───── Materials provided ─────

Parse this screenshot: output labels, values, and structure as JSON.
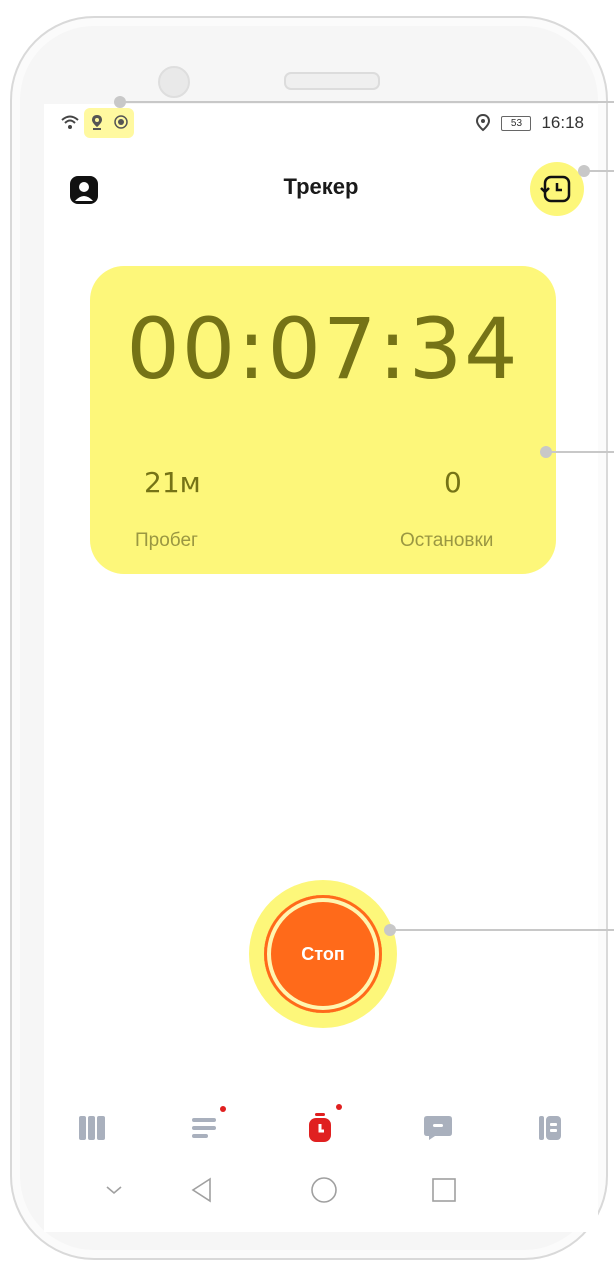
{
  "status_bar": {
    "time": "16:18",
    "battery": "53",
    "icons": [
      "wifi-icon",
      "location-pin-icon",
      "record-icon",
      "location-icon",
      "battery-icon"
    ]
  },
  "app_bar": {
    "title": "Трекер",
    "left_icon": "profile-icon",
    "right_icon": "history-icon"
  },
  "tracker": {
    "timer": "00:07:34",
    "mileage_value": "21м",
    "mileage_label": "Пробег",
    "stops_value": "0",
    "stops_label": "Остановки"
  },
  "stop_button": {
    "label": "Стоп"
  },
  "bottom_nav": {
    "items": [
      {
        "name": "map-icon",
        "active": false,
        "badge": false
      },
      {
        "name": "list-icon",
        "active": false,
        "badge": true
      },
      {
        "name": "stopwatch-icon",
        "active": true,
        "badge": true
      },
      {
        "name": "chat-icon",
        "active": false,
        "badge": false
      },
      {
        "name": "document-icon",
        "active": false,
        "badge": false
      }
    ]
  },
  "system_nav": [
    "chevron-down-icon",
    "back-icon",
    "home-icon",
    "recents-icon"
  ],
  "colors": {
    "highlight": "#fdf77a",
    "accent": "#ff6a1a",
    "text_olive": "#757316",
    "badge": "#e02020",
    "nav_icon": "#a9b0bd"
  }
}
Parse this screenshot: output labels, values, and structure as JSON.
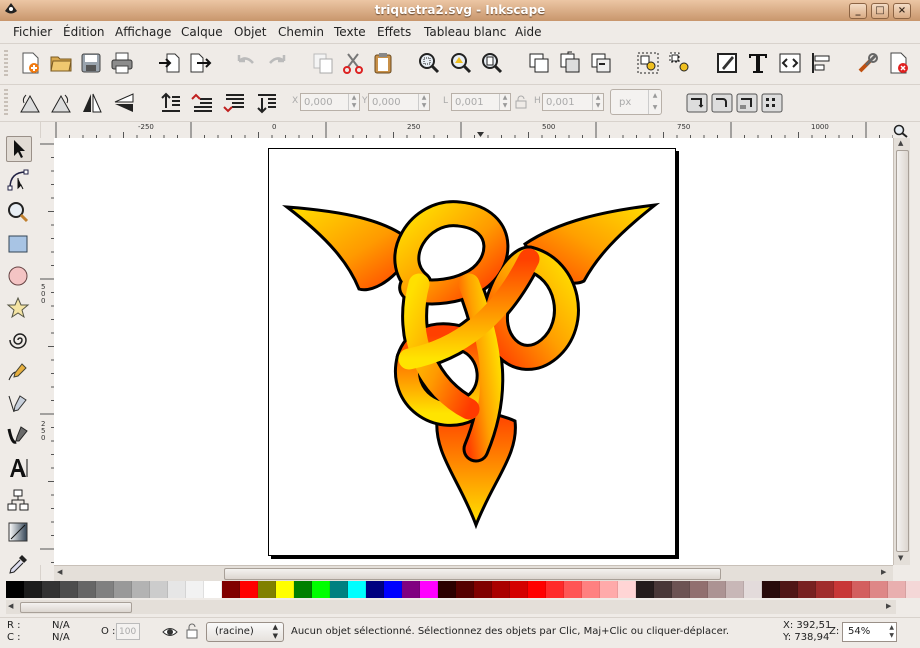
{
  "window": {
    "title": "triquetra2.svg - Inkscape",
    "buttons": [
      "_",
      "□",
      "×"
    ]
  },
  "menubar": {
    "items": [
      "Fichier",
      "Édition",
      "Affichage",
      "Calque",
      "Objet",
      "Chemin",
      "Texte",
      "Effets",
      "Tableau blanc",
      "Aide"
    ]
  },
  "toolbar2": {
    "x_label": "X",
    "x_value": "0,000",
    "y_label": "Y",
    "y_value": "0,000",
    "w_label": "L",
    "w_value": "0,001",
    "h_label": "H",
    "h_value": "0,001",
    "unit": "px"
  },
  "ruler": {
    "h_labels": [
      "-250",
      "0",
      "250",
      "500",
      "750",
      "1000"
    ],
    "v_labels": [
      "5 0 0",
      "2 5 0"
    ]
  },
  "palette": {
    "colors": [
      "#000000",
      "#1c1c1c",
      "#333333",
      "#4d4d4d",
      "#666666",
      "#808080",
      "#999999",
      "#b3b3b3",
      "#cccccc",
      "#e6e6e6",
      "#f2f2f2",
      "#ffffff",
      "#800000",
      "#ff0000",
      "#808000",
      "#ffff00",
      "#008000",
      "#00ff00",
      "#008080",
      "#00ffff",
      "#000080",
      "#0000ff",
      "#800080",
      "#ff00ff",
      "#2b0000",
      "#550000",
      "#800000",
      "#aa0000",
      "#d40000",
      "#ff0000",
      "#ff2a2a",
      "#ff5555",
      "#ff8080",
      "#ffaaaa",
      "#ffd5d5",
      "#241c1c",
      "#483737",
      "#6c5353",
      "#916f6f",
      "#ac9393",
      "#c8b7b7",
      "#e3dbdb",
      "#280b0b",
      "#501616",
      "#782121",
      "#a02c2c",
      "#c83737",
      "#d35f5f",
      "#de8787",
      "#e9afaf",
      "#f4d7d7",
      "#2b2b2b",
      "#4d4d4d",
      "#666666",
      "#8a8a8a",
      "#aaaaaa",
      "#c8c8c8",
      "#e0e0e0",
      "#2b1100",
      "#552200",
      "#803300"
    ]
  },
  "status": {
    "r_label": "R :",
    "c_label": "C :",
    "r_value": "N/A",
    "c_value": "N/A",
    "opacity_label": "O :",
    "opacity_value": "100",
    "layer": "(racine)",
    "message": "Aucun objet sélectionné. Sélectionnez des objets par Clic, Maj+Clic ou cliquer-déplacer.",
    "x_coord": "X: 392,51",
    "y_coord": "Y: 738,94",
    "zoom_label": "Z:",
    "zoom_value": "54%"
  }
}
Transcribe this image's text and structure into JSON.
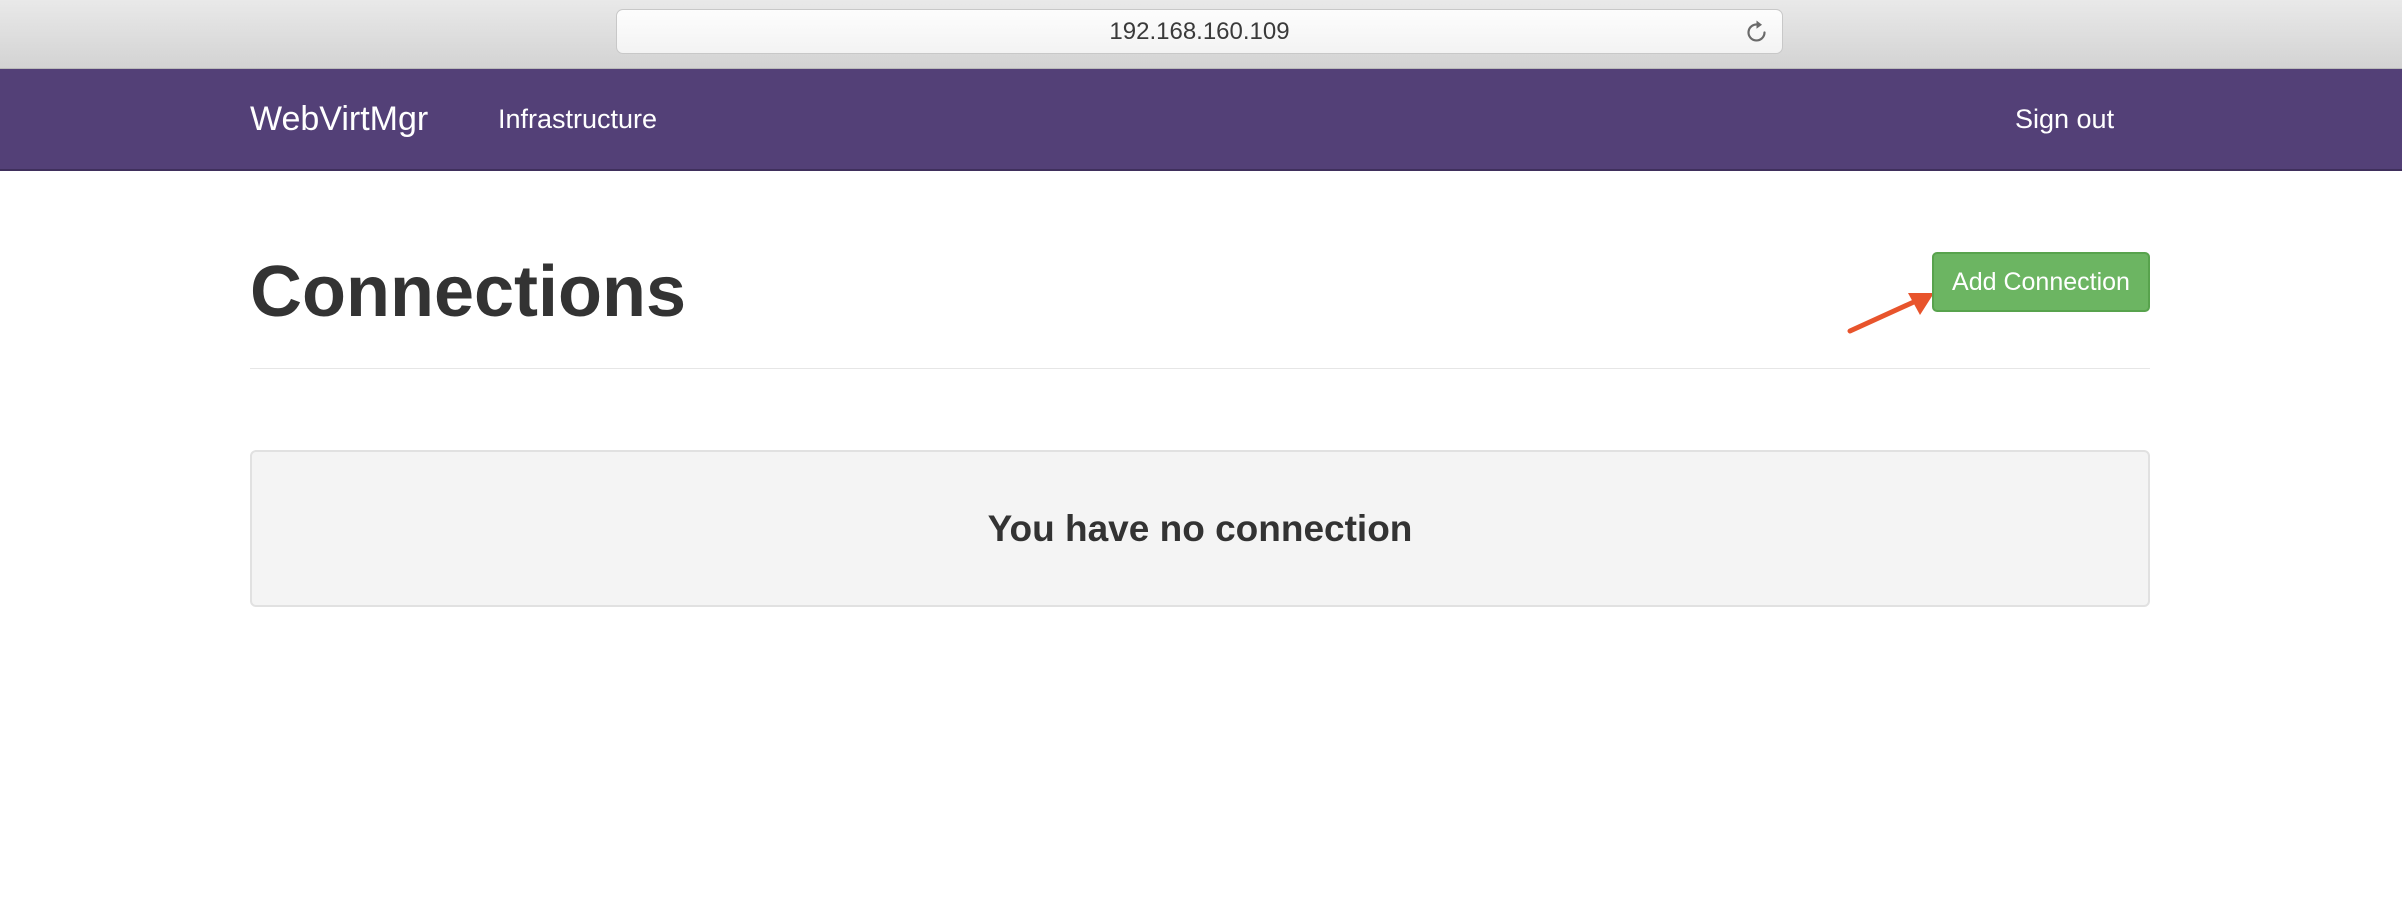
{
  "browser": {
    "address": "192.168.160.109",
    "reload_icon": "reload-icon"
  },
  "navbar": {
    "brand": "WebVirtMgr",
    "links": [
      "Infrastructure"
    ],
    "signout": "Sign out",
    "background": "#534077"
  },
  "page": {
    "title": "Connections",
    "add_button": "Add Connection",
    "add_button_color": "#6cb562",
    "empty_message": "You have no connection"
  },
  "annotation": {
    "arrow_color": "#e8542c",
    "arrow_icon": "arrow-pointer"
  }
}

─────

- Exercise brief:
Quote the records above exactly, leaving out any pictures.

- Result for this exercise:
Parse this screenshot: output labels, values, and structure as JSON.
{
  "status_bar": {
    "time": "16:18",
    "battery": "53",
    "icons": [
      "wifi-icon",
      "location-pin-icon",
      "record-icon",
      "location-icon",
      "battery-icon"
    ]
  },
  "app_bar": {
    "title": "Трекер",
    "left_icon": "profile-icon",
    "right_icon": "history-icon"
  },
  "tracker": {
    "timer": "00:07:34",
    "mileage_value": "21м",
    "mileage_label": "Пробег",
    "stops_value": "0",
    "stops_label": "Остановки"
  },
  "stop_button": {
    "label": "Стоп"
  },
  "bottom_nav": {
    "items": [
      {
        "name": "map-icon",
        "active": false,
        "badge": false
      },
      {
        "name": "list-icon",
        "active": false,
        "badge": true
      },
      {
        "name": "stopwatch-icon",
        "active": true,
        "badge": true
      },
      {
        "name": "chat-icon",
        "active": false,
        "badge": false
      },
      {
        "name": "document-icon",
        "active": false,
        "badge": false
      }
    ]
  },
  "system_nav": [
    "chevron-down-icon",
    "back-icon",
    "home-icon",
    "recents-icon"
  ],
  "colors": {
    "highlight": "#fdf77a",
    "accent": "#ff6a1a",
    "text_olive": "#757316",
    "badge": "#e02020",
    "nav_icon": "#a9b0bd"
  }
}
Parse this screenshot: output labels, values, and structure as JSON.
{
  "window": {
    "title": "triquetra2.svg - Inkscape",
    "buttons": [
      "_",
      "□",
      "×"
    ]
  },
  "menubar": {
    "items": [
      "Fichier",
      "Édition",
      "Affichage",
      "Calque",
      "Objet",
      "Chemin",
      "Texte",
      "Effets",
      "Tableau blanc",
      "Aide"
    ]
  },
  "toolbar2": {
    "x_label": "X",
    "x_value": "0,000",
    "y_label": "Y",
    "y_value": "0,000",
    "w_label": "L",
    "w_value": "0,001",
    "h_label": "H",
    "h_value": "0,001",
    "unit": "px"
  },
  "ruler": {
    "h_labels": [
      "-250",
      "0",
      "250",
      "500",
      "750",
      "1000"
    ],
    "v_labels": [
      "5 0 0",
      "2 5 0"
    ]
  },
  "palette": {
    "colors": [
      "#000000",
      "#1c1c1c",
      "#333333",
      "#4d4d4d",
      "#666666",
      "#808080",
      "#999999",
      "#b3b3b3",
      "#cccccc",
      "#e6e6e6",
      "#f2f2f2",
      "#ffffff",
      "#800000",
      "#ff0000",
      "#808000",
      "#ffff00",
      "#008000",
      "#00ff00",
      "#008080",
      "#00ffff",
      "#000080",
      "#0000ff",
      "#800080",
      "#ff00ff",
      "#2b0000",
      "#550000",
      "#800000",
      "#aa0000",
      "#d40000",
      "#ff0000",
      "#ff2a2a",
      "#ff5555",
      "#ff8080",
      "#ffaaaa",
      "#ffd5d5",
      "#241c1c",
      "#483737",
      "#6c5353",
      "#916f6f",
      "#ac9393",
      "#c8b7b7",
      "#e3dbdb",
      "#280b0b",
      "#501616",
      "#782121",
      "#a02c2c",
      "#c83737",
      "#d35f5f",
      "#de8787",
      "#e9afaf",
      "#f4d7d7",
      "#2b2b2b",
      "#4d4d4d",
      "#666666",
      "#8a8a8a",
      "#aaaaaa",
      "#c8c8c8",
      "#e0e0e0",
      "#2b1100",
      "#552200",
      "#803300"
    ]
  },
  "status": {
    "r_label": "R :",
    "c_label": "C :",
    "r_value": "N/A",
    "c_value": "N/A",
    "opacity_label": "O :",
    "opacity_value": "100",
    "layer": "(racine)",
    "message": "Aucun objet sélectionné. Sélectionnez des objets par Clic, Maj+Clic ou cliquer-déplacer.",
    "x_coord": "X: 392,51",
    "y_coord": "Y: 738,94",
    "zoom_label": "Z:",
    "zoom_value": "54%"
  }
}
Transcribe this image's text and structure into JSON.
{
  "browser": {
    "address": "192.168.160.109",
    "reload_icon": "reload-icon"
  },
  "navbar": {
    "brand": "WebVirtMgr",
    "links": [
      "Infrastructure"
    ],
    "signout": "Sign out",
    "background": "#534077"
  },
  "page": {
    "title": "Connections",
    "add_button": "Add Connection",
    "add_button_color": "#6cb562",
    "empty_message": "You have no connection"
  },
  "annotation": {
    "arrow_color": "#e8542c",
    "arrow_icon": "arrow-pointer"
  }
}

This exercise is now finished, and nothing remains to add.